Gather every line from the entries below that includes "Engineering".

====

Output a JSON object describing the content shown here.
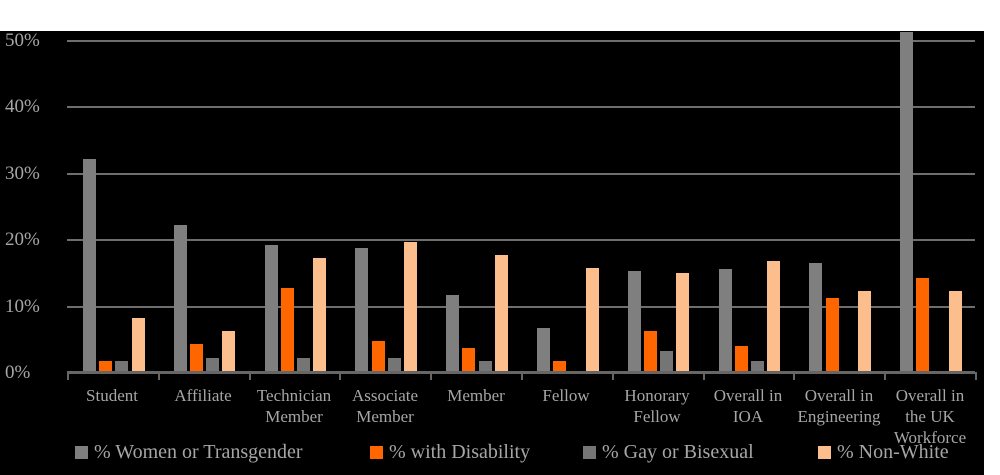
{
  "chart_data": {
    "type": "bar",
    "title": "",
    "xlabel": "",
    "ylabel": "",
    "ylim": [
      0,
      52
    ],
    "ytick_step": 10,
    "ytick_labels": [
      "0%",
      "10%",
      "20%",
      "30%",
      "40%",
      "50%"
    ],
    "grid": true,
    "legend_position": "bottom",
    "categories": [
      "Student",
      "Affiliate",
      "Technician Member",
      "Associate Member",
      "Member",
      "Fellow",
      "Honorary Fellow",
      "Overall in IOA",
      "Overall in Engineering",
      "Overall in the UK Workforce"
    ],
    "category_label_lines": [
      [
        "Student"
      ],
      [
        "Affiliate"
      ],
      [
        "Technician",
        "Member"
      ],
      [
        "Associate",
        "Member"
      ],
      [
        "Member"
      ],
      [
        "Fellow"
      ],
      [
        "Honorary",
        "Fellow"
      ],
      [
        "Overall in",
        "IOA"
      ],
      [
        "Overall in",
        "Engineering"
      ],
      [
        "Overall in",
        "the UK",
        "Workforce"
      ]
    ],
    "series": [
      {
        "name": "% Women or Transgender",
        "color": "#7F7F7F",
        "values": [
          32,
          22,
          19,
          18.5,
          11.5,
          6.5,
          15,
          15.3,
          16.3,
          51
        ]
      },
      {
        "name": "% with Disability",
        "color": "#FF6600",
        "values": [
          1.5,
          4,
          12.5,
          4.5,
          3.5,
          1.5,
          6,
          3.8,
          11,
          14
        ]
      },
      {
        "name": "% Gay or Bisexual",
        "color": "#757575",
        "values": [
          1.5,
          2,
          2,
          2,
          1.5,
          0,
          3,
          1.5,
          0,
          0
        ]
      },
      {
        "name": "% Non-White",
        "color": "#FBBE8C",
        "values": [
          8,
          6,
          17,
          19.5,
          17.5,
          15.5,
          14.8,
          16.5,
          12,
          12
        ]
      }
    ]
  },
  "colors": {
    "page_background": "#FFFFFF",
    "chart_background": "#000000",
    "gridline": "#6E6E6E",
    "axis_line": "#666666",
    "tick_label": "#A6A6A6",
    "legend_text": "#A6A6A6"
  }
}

====

### Answer to the problem:
      "Overall in Engineering",
        "Engineering"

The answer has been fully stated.